-- begin Information shown --
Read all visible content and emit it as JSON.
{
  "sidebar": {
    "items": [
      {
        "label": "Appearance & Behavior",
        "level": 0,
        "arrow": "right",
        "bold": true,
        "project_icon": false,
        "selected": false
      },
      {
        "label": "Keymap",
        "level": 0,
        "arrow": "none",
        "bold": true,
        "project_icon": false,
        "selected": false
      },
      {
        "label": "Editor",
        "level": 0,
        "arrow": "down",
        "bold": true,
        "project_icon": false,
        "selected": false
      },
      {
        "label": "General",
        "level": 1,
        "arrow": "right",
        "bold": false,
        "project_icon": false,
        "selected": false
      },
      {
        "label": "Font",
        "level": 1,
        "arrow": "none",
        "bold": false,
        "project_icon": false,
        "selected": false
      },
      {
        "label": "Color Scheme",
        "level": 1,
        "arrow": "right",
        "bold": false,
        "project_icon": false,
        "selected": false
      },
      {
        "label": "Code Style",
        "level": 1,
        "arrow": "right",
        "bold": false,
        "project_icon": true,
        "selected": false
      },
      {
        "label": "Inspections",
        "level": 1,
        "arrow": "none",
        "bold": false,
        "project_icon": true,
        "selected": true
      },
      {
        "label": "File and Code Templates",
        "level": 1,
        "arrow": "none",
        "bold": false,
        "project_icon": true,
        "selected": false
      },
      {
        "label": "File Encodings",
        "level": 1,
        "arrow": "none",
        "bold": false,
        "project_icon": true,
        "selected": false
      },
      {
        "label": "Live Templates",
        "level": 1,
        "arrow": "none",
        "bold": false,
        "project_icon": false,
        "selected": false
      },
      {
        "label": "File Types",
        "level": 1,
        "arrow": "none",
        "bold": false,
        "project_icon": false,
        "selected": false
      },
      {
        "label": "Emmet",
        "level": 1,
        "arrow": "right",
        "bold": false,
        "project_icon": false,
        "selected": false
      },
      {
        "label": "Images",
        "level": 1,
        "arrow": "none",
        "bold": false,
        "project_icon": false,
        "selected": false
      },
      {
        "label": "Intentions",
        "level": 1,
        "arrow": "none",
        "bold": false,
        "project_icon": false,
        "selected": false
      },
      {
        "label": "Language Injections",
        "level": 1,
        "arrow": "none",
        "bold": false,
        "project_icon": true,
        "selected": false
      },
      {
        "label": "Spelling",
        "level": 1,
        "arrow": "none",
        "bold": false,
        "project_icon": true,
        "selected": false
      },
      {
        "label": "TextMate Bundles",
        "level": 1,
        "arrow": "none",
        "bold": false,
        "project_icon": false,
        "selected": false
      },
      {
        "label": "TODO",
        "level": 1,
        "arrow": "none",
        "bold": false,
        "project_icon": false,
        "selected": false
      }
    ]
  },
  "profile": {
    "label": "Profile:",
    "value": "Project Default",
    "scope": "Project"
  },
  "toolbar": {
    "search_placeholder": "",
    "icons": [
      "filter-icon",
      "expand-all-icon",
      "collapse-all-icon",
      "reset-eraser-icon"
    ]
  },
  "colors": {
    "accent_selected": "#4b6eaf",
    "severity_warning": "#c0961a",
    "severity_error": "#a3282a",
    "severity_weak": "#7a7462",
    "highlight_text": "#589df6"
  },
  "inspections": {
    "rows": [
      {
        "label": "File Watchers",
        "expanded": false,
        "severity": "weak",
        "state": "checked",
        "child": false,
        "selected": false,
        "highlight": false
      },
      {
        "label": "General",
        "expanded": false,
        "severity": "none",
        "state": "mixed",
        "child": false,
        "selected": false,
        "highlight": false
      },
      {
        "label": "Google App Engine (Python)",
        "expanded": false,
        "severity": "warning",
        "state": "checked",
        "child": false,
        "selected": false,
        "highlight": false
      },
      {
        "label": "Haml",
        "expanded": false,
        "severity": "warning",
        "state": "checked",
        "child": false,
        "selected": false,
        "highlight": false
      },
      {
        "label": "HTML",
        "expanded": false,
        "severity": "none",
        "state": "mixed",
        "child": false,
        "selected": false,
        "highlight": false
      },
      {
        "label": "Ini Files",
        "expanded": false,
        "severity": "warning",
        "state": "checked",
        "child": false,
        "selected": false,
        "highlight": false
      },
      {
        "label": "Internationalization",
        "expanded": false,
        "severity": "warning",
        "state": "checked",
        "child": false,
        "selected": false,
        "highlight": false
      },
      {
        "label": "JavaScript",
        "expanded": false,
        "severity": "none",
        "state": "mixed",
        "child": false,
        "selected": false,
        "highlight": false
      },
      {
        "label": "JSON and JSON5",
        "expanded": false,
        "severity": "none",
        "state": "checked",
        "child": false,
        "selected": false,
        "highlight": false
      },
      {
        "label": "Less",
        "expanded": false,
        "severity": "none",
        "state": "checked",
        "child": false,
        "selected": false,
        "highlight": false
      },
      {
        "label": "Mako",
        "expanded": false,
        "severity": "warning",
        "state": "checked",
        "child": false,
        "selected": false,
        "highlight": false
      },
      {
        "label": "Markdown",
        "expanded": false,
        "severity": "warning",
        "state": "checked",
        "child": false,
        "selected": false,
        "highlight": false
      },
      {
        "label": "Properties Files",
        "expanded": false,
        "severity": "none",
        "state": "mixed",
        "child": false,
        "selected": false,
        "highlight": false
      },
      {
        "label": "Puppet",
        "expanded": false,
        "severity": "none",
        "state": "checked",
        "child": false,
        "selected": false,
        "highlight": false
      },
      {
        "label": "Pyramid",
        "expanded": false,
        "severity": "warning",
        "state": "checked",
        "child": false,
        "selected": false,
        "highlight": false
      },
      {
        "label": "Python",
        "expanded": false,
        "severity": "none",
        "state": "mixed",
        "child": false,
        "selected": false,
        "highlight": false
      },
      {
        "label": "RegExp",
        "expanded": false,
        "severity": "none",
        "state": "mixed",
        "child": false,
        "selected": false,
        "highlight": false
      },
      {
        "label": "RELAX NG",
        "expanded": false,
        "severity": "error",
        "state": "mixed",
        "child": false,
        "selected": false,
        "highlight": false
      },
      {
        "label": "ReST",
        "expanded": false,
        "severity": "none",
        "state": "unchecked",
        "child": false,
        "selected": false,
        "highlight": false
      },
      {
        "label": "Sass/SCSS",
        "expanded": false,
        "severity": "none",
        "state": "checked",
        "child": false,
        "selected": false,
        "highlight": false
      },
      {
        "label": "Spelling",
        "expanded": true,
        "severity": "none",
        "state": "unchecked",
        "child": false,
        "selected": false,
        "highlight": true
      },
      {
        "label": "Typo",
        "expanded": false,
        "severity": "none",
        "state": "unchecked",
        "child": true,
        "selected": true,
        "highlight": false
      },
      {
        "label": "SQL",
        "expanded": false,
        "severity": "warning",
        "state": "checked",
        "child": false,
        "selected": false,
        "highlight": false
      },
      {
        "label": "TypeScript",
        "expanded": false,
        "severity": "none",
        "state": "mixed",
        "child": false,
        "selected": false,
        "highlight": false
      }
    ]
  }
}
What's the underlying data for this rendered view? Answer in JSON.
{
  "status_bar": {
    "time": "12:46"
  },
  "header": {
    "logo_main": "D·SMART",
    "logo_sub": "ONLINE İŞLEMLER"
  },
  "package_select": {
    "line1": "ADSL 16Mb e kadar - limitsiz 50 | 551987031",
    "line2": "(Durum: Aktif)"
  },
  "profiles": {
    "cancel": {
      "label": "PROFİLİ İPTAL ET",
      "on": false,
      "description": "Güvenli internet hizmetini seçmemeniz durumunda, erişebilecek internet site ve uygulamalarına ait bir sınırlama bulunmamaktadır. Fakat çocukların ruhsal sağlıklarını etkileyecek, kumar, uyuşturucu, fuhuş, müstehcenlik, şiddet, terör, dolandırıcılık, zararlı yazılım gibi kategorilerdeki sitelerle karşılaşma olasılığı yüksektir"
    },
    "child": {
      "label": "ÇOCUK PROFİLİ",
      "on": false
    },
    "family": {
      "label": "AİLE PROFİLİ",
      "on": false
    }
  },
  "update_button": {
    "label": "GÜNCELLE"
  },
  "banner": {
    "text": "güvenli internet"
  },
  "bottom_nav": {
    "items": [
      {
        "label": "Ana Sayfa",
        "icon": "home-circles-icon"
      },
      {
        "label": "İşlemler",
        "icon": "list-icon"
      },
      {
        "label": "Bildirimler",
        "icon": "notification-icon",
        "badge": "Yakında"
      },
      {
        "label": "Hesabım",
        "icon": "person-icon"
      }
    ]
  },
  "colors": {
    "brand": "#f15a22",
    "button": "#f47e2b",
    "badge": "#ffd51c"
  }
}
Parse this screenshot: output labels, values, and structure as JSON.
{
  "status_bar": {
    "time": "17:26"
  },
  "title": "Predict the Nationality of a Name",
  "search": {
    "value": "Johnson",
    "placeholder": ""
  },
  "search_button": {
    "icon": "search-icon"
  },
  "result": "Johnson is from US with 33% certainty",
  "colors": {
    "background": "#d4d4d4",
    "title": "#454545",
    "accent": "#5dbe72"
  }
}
-- end Information shown --
(To be done):
Collect the lines of the records that include the string "title".

(Task answer):
  "title": "Predict the Nationality of a Name",
    "title": "#454545",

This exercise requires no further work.